(Dataset records)
** Begin **

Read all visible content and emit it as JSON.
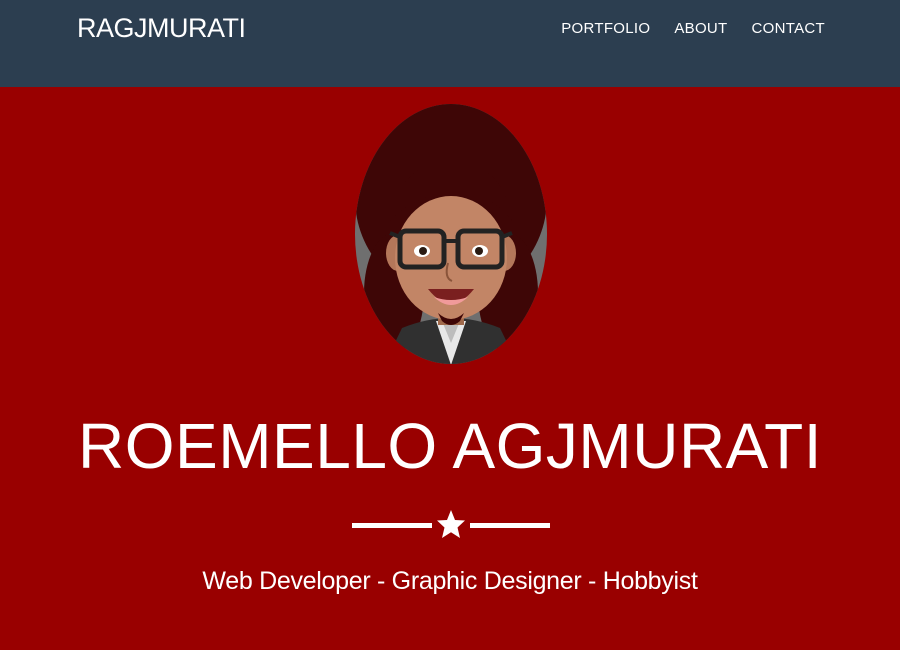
{
  "navbar": {
    "brand": "RAGJMURATI",
    "links": [
      "PORTFOLIO",
      "ABOUT",
      "CONTACT"
    ]
  },
  "hero": {
    "name": "ROEMELLO AGJMURATI",
    "tagline": "Web Developer - Graphic Designer - Hobbyist",
    "divider_icon": "star-icon"
  },
  "colors": {
    "navbar_bg": "#2c3e50",
    "hero_bg": "#990000",
    "text": "#ffffff"
  }
}
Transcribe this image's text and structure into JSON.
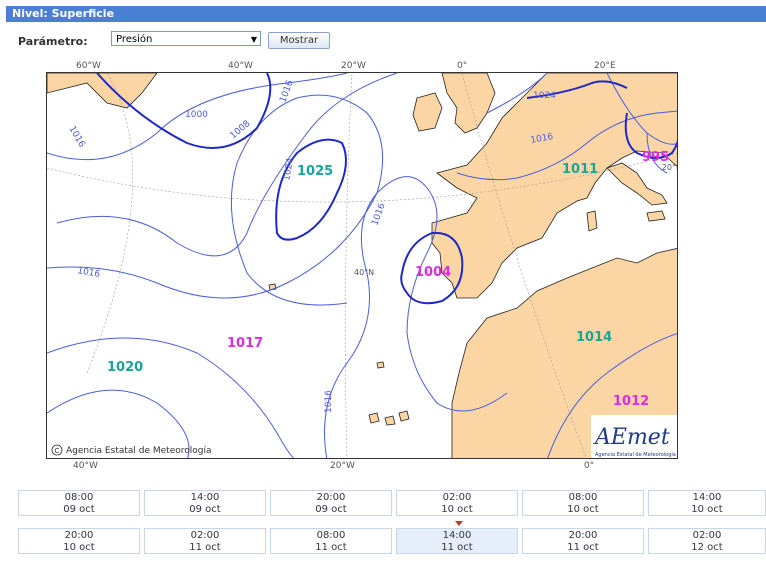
{
  "header": {
    "title": "Nivel: Superficie"
  },
  "form": {
    "param_label": "Parámetro:",
    "param_selected": "Presión",
    "submit_label": "Mostrar"
  },
  "map": {
    "top_labels": [
      "60°W",
      "40°W",
      "20°W",
      "0°",
      "20°E"
    ],
    "bottom_labels": [
      "40°W",
      "20°W",
      "0°"
    ],
    "inner_labels": {
      "lat": "40°N",
      "right": "20°E"
    },
    "pressure_labels": [
      {
        "text": "1025",
        "color": "#1aa39a"
      },
      {
        "text": "1011",
        "color": "#1aa39a"
      },
      {
        "text": "995",
        "color": "#e02ae0"
      },
      {
        "text": "1004",
        "color": "#e02ae0"
      },
      {
        "text": "1017",
        "color": "#e02ae0"
      },
      {
        "text": "1014",
        "color": "#1aa39a"
      },
      {
        "text": "1020",
        "color": "#1aa39a"
      },
      {
        "text": "1012",
        "color": "#e02ae0"
      }
    ],
    "isobar_labels": [
      "1016",
      "1000",
      "1008",
      "1016",
      "1024",
      "1016",
      "1016",
      "1016",
      "1024",
      "1016"
    ],
    "copyright": "Agencia Estatal de Meteorología",
    "logo_text": "AEmet",
    "logo_sub": "Agencia Estatal de Meteorología"
  },
  "times": {
    "row1": [
      {
        "time": "08:00",
        "date": "09 oct"
      },
      {
        "time": "14:00",
        "date": "09 oct"
      },
      {
        "time": "20:00",
        "date": "09 oct"
      },
      {
        "time": "02:00",
        "date": "10 oct"
      },
      {
        "time": "08:00",
        "date": "10 oct"
      },
      {
        "time": "14:00",
        "date": "10 oct"
      }
    ],
    "row2": [
      {
        "time": "20:00",
        "date": "10 oct"
      },
      {
        "time": "02:00",
        "date": "11 oct"
      },
      {
        "time": "08:00",
        "date": "11 oct"
      },
      {
        "time": "14:00",
        "date": "11 oct"
      },
      {
        "time": "20:00",
        "date": "11 oct"
      },
      {
        "time": "02:00",
        "date": "12 oct"
      }
    ],
    "selected": "14:00 11 oct"
  }
}
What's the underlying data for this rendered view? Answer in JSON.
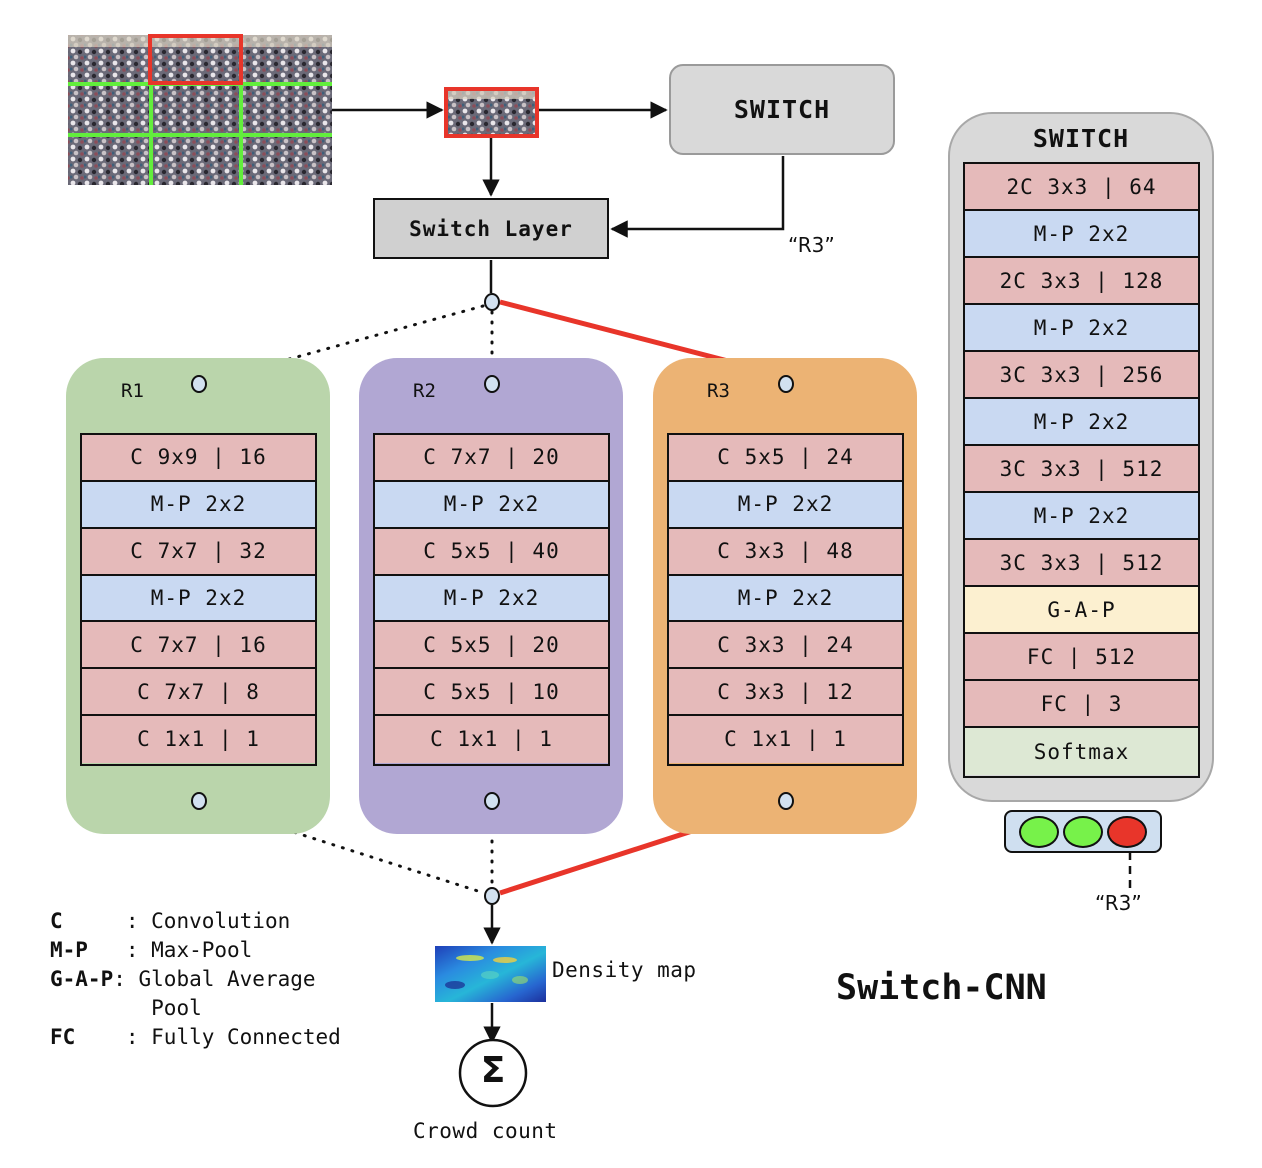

** End **

Job> Write the records out once more, exactly as they appear, with no pictures.

Finished task>
Read all visible content and emit it as JSON.
{
  "navbar": {
    "brand": "RAGJMURATI",
    "links": [
      "PORTFOLIO",
      "ABOUT",
      "CONTACT"
    ]
  },
  "hero": {
    "name": "ROEMELLO AGJMURATI",
    "tagline": "Web Developer - Graphic Designer - Hobbyist",
    "divider_icon": "star-icon"
  },
  "colors": {
    "navbar_bg": "#2c3e50",
    "hero_bg": "#990000",
    "text": "#ffffff"
  }
}
Transcribe this image's text and structure into JSON.
{
  "header": {
    "title": "Nivel: Superficie"
  },
  "form": {
    "param_label": "Parámetro:",
    "param_selected": "Presión",
    "submit_label": "Mostrar"
  },
  "map": {
    "top_labels": [
      "60°W",
      "40°W",
      "20°W",
      "0°",
      "20°E"
    ],
    "bottom_labels": [
      "40°W",
      "20°W",
      "0°"
    ],
    "inner_labels": {
      "lat": "40°N",
      "right": "20°E"
    },
    "pressure_labels": [
      {
        "text": "1025",
        "color": "#1aa39a"
      },
      {
        "text": "1011",
        "color": "#1aa39a"
      },
      {
        "text": "995",
        "color": "#e02ae0"
      },
      {
        "text": "1004",
        "color": "#e02ae0"
      },
      {
        "text": "1017",
        "color": "#e02ae0"
      },
      {
        "text": "1014",
        "color": "#1aa39a"
      },
      {
        "text": "1020",
        "color": "#1aa39a"
      },
      {
        "text": "1012",
        "color": "#e02ae0"
      }
    ],
    "isobar_labels": [
      "1016",
      "1000",
      "1008",
      "1016",
      "1024",
      "1016",
      "1016",
      "1016",
      "1024",
      "1016"
    ],
    "copyright": "Agencia Estatal de Meteorología",
    "logo_text": "AEmet",
    "logo_sub": "Agencia Estatal de Meteorología"
  },
  "times": {
    "row1": [
      {
        "time": "08:00",
        "date": "09 oct"
      },
      {
        "time": "14:00",
        "date": "09 oct"
      },
      {
        "time": "20:00",
        "date": "09 oct"
      },
      {
        "time": "02:00",
        "date": "10 oct"
      },
      {
        "time": "08:00",
        "date": "10 oct"
      },
      {
        "time": "14:00",
        "date": "10 oct"
      }
    ],
    "row2": [
      {
        "time": "20:00",
        "date": "10 oct"
      },
      {
        "time": "02:00",
        "date": "11 oct"
      },
      {
        "time": "08:00",
        "date": "11 oct"
      },
      {
        "time": "14:00",
        "date": "11 oct"
      },
      {
        "time": "20:00",
        "date": "11 oct"
      },
      {
        "time": "02:00",
        "date": "12 oct"
      }
    ],
    "selected": "14:00 11 oct"
  }
}
What's the underlying data for this rendered view? Answer in JSON.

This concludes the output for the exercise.